--- START ---
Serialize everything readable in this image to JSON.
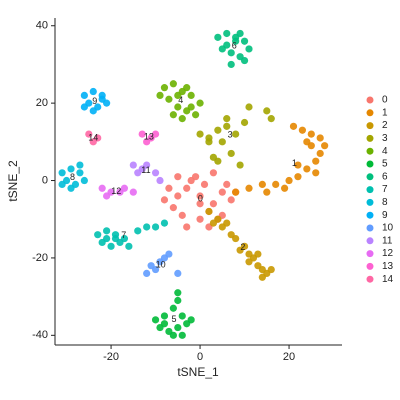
{
  "chart_data": {
    "type": "scatter",
    "x_label": "tSNE_1",
    "y_label": "tSNE_2",
    "xlim": [
      -32.6,
      31.9
    ],
    "ylim": [
      -42.5,
      42
    ],
    "xticks": [
      -20,
      0,
      20
    ],
    "yticks": [
      -40,
      -20,
      0,
      20,
      40
    ],
    "series": [
      {
        "name": "0",
        "color": "#F8766D",
        "x": [
          0,
          -3,
          3,
          -5,
          5,
          -2,
          2,
          -6,
          6,
          0,
          -4,
          4,
          -1,
          1,
          -7,
          7,
          -3,
          3,
          0,
          -5,
          5,
          -8,
          8,
          2
        ],
        "y": [
          -4,
          -2,
          -6,
          -4,
          -3,
          0,
          -8,
          -7,
          -1,
          -10,
          -9,
          -10,
          1,
          -1,
          -2,
          -5,
          -12,
          2,
          -6,
          1,
          -9,
          -5,
          -3,
          -12
        ]
      },
      {
        "name": "1",
        "color": "#E58700",
        "x": [
          8,
          11,
          14,
          17,
          20,
          22,
          24,
          26,
          27,
          28,
          27,
          25,
          23,
          21,
          25,
          22,
          19,
          15,
          24,
          26
        ],
        "y": [
          -3,
          -2,
          -1,
          -1,
          0,
          1,
          3,
          5,
          7,
          9,
          11,
          12,
          13,
          14,
          9,
          4,
          -2,
          -3,
          10,
          2
        ]
      },
      {
        "name": "2",
        "color": "#C99800",
        "x": [
          2,
          4,
          5,
          7,
          8,
          10,
          11,
          12,
          13,
          14,
          15,
          16,
          9,
          6,
          11,
          14,
          3,
          13
        ],
        "y": [
          -8,
          -10,
          -12,
          -14,
          -15,
          -17,
          -19,
          -20,
          -22,
          -23,
          -24,
          -23,
          -18,
          -11,
          -21,
          -25,
          -11,
          -19
        ]
      },
      {
        "name": "3",
        "color": "#A3A500",
        "x": [
          0,
          2,
          4,
          6,
          8,
          10,
          6,
          4,
          7,
          9,
          15,
          16,
          11,
          2,
          5,
          3
        ],
        "y": [
          12,
          11,
          13,
          14,
          12,
          15,
          16,
          5,
          7,
          4,
          18,
          16,
          19,
          10,
          10,
          6
        ]
      },
      {
        "name": "4",
        "color": "#6BB100",
        "x": [
          -8,
          -6,
          -4,
          -2,
          0,
          -7,
          -5,
          -3,
          -1,
          -9,
          -6,
          -4,
          -2,
          -5,
          -3
        ],
        "y": [
          24,
          25,
          23,
          22,
          20,
          21,
          19,
          18,
          17,
          22,
          17,
          16,
          19,
          22,
          24
        ]
      },
      {
        "name": "5",
        "color": "#00BA38",
        "x": [
          -10,
          -8,
          -6,
          -4,
          -2,
          -9,
          -7,
          -5,
          -3,
          -8,
          -6,
          -4,
          -5,
          -5
        ],
        "y": [
          -36,
          -35,
          -33,
          -35,
          -36,
          -38,
          -39,
          -38,
          -37,
          -37,
          -40,
          -40,
          -31,
          -29
        ]
      },
      {
        "name": "6",
        "color": "#00BF7D",
        "x": [
          4,
          6,
          8,
          10,
          11,
          5,
          7,
          9,
          6,
          8,
          10,
          7,
          9
        ],
        "y": [
          37,
          38,
          37,
          36,
          34,
          34,
          33,
          32,
          35,
          36,
          31,
          30,
          38
        ]
      },
      {
        "name": "7",
        "color": "#00C0AF",
        "x": [
          -23,
          -21,
          -19,
          -17,
          -22,
          -20,
          -18,
          -16,
          -21,
          -19,
          -14,
          -12,
          -10,
          -8
        ],
        "y": [
          -14,
          -13,
          -14,
          -15,
          -16,
          -17,
          -16,
          -17,
          -15,
          -15,
          -13,
          -12,
          -12,
          -11
        ]
      },
      {
        "name": "8",
        "color": "#00BCD8",
        "x": [
          -31,
          -29,
          -27,
          -30,
          -28,
          -26,
          -29,
          -27,
          -31
        ],
        "y": [
          2,
          3,
          2,
          0,
          -1,
          0,
          -2,
          4,
          -1
        ]
      },
      {
        "name": "9",
        "color": "#00B0F6",
        "x": [
          -26,
          -24,
          -22,
          -25,
          -23,
          -21,
          -24,
          -22,
          -26
        ],
        "y": [
          22,
          23,
          22,
          20,
          19,
          20,
          18,
          21,
          19
        ]
      },
      {
        "name": "10",
        "color": "#619CFF",
        "x": [
          -11,
          -9,
          -8,
          -10,
          -7,
          -12,
          -5
        ],
        "y": [
          -22,
          -21,
          -20,
          -23,
          -19,
          -24,
          -24
        ]
      },
      {
        "name": "11",
        "color": "#B983FF",
        "x": [
          -15,
          -13,
          -12,
          -14,
          -10,
          -9
        ],
        "y": [
          4,
          3,
          4,
          2,
          2,
          0
        ]
      },
      {
        "name": "12",
        "color": "#E76BF3",
        "x": [
          -22,
          -20,
          -18,
          -21,
          -15,
          -17
        ],
        "y": [
          -2,
          -3,
          -3,
          -4,
          -3,
          -2
        ]
      },
      {
        "name": "13",
        "color": "#FD61D1",
        "x": [
          -13,
          -11,
          -12,
          -10
        ],
        "y": [
          12,
          11,
          10,
          12
        ]
      },
      {
        "name": "14",
        "color": "#FF67A4",
        "x": [
          -25,
          -23,
          -24
        ],
        "y": [
          12,
          11,
          10
        ]
      }
    ]
  }
}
--- END ---
Instruction —
Pictures stay out; repeat all the rest of the records exactly.

Solution to this task —
Serialize everything readable in this image to JSON.
{
  "chart_data": {
    "type": "scatter",
    "x_label": "tSNE_1",
    "y_label": "tSNE_2",
    "xlim": [
      -32.6,
      31.9
    ],
    "ylim": [
      -42.5,
      42
    ],
    "xticks": [
      -20,
      0,
      20
    ],
    "yticks": [
      -40,
      -20,
      0,
      20,
      40
    ],
    "series": [
      {
        "name": "0",
        "color": "#F8766D",
        "x": [
          0,
          -3,
          3,
          -5,
          5,
          -2,
          2,
          -6,
          6,
          0,
          -4,
          4,
          -1,
          1,
          -7,
          7,
          -3,
          3,
          0,
          -5,
          5,
          -8,
          8,
          2
        ],
        "y": [
          -4,
          -2,
          -6,
          -4,
          -3,
          0,
          -8,
          -7,
          -1,
          -10,
          -9,
          -10,
          1,
          -1,
          -2,
          -5,
          -12,
          2,
          -6,
          1,
          -9,
          -5,
          -3,
          -12
        ]
      },
      {
        "name": "1",
        "color": "#E58700",
        "x": [
          8,
          11,
          14,
          17,
          20,
          22,
          24,
          26,
          27,
          28,
          27,
          25,
          23,
          21,
          25,
          22,
          19,
          15,
          24,
          26
        ],
        "y": [
          -3,
          -2,
          -1,
          -1,
          0,
          1,
          3,
          5,
          7,
          9,
          11,
          12,
          13,
          14,
          9,
          4,
          -2,
          -3,
          10,
          2
        ]
      },
      {
        "name": "2",
        "color": "#C99800",
        "x": [
          2,
          4,
          5,
          7,
          8,
          10,
          11,
          12,
          13,
          14,
          15,
          16,
          9,
          6,
          11,
          14,
          3,
          13
        ],
        "y": [
          -8,
          -10,
          -12,
          -14,
          -15,
          -17,
          -19,
          -20,
          -22,
          -23,
          -24,
          -23,
          -18,
          -11,
          -21,
          -25,
          -11,
          -19
        ]
      },
      {
        "name": "3",
        "color": "#A3A500",
        "x": [
          0,
          2,
          4,
          6,
          8,
          10,
          6,
          4,
          7,
          9,
          15,
          16,
          11,
          2,
          5,
          3
        ],
        "y": [
          12,
          11,
          13,
          14,
          12,
          15,
          16,
          5,
          7,
          4,
          18,
          16,
          19,
          10,
          10,
          6
        ]
      },
      {
        "name": "4",
        "color": "#6BB100",
        "x": [
          -8,
          -6,
          -4,
          -2,
          0,
          -7,
          -5,
          -3,
          -1,
          -9,
          -6,
          -4,
          -2,
          -5,
          -3
        ],
        "y": [
          24,
          25,
          23,
          22,
          20,
          21,
          19,
          18,
          17,
          22,
          17,
          16,
          19,
          22,
          24
        ]
      },
      {
        "name": "5",
        "color": "#00BA38",
        "x": [
          -10,
          -8,
          -6,
          -4,
          -2,
          -9,
          -7,
          -5,
          -3,
          -8,
          -6,
          -4,
          -5,
          -5
        ],
        "y": [
          -36,
          -35,
          -33,
          -35,
          -36,
          -38,
          -39,
          -38,
          -37,
          -37,
          -40,
          -40,
          -31,
          -29
        ]
      },
      {
        "name": "6",
        "color": "#00BF7D",
        "x": [
          4,
          6,
          8,
          10,
          11,
          5,
          7,
          9,
          6,
          8,
          10,
          7,
          9
        ],
        "y": [
          37,
          38,
          37,
          36,
          34,
          34,
          33,
          32,
          35,
          36,
          31,
          30,
          38
        ]
      },
      {
        "name": "7",
        "color": "#00C0AF",
        "x": [
          -23,
          -21,
          -19,
          -17,
          -22,
          -20,
          -18,
          -16,
          -21,
          -19,
          -14,
          -12,
          -10,
          -8
        ],
        "y": [
          -14,
          -13,
          -14,
          -15,
          -16,
          -17,
          -16,
          -17,
          -15,
          -15,
          -13,
          -12,
          -12,
          -11
        ]
      },
      {
        "name": "8",
        "color": "#00BCD8",
        "x": [
          -31,
          -29,
          -27,
          -30,
          -28,
          -26,
          -29,
          -27,
          -31
        ],
        "y": [
          2,
          3,
          2,
          0,
          -1,
          0,
          -2,
          4,
          -1
        ]
      },
      {
        "name": "9",
        "color": "#00B0F6",
        "x": [
          -26,
          -24,
          -22,
          -25,
          -23,
          -21,
          -24,
          -22,
          -26
        ],
        "y": [
          22,
          23,
          22,
          20,
          19,
          20,
          18,
          21,
          19
        ]
      },
      {
        "name": "10",
        "color": "#619CFF",
        "x": [
          -11,
          -9,
          -8,
          -10,
          -7,
          -12,
          -5
        ],
        "y": [
          -22,
          -21,
          -20,
          -23,
          -19,
          -24,
          -24
        ]
      },
      {
        "name": "11",
        "color": "#B983FF",
        "x": [
          -15,
          -13,
          -12,
          -14,
          -10,
          -9
        ],
        "y": [
          4,
          3,
          4,
          2,
          2,
          0
        ]
      },
      {
        "name": "12",
        "color": "#E76BF3",
        "x": [
          -22,
          -20,
          -18,
          -21,
          -15,
          -17
        ],
        "y": [
          -2,
          -3,
          -3,
          -4,
          -3,
          -2
        ]
      },
      {
        "name": "13",
        "color": "#FD61D1",
        "x": [
          -13,
          -11,
          -12,
          -10
        ],
        "y": [
          12,
          11,
          10,
          12
        ]
      },
      {
        "name": "14",
        "color": "#FF67A4",
        "x": [
          -25,
          -23,
          -24
        ],
        "y": [
          12,
          11,
          10
        ]
      }
    ]
  }
}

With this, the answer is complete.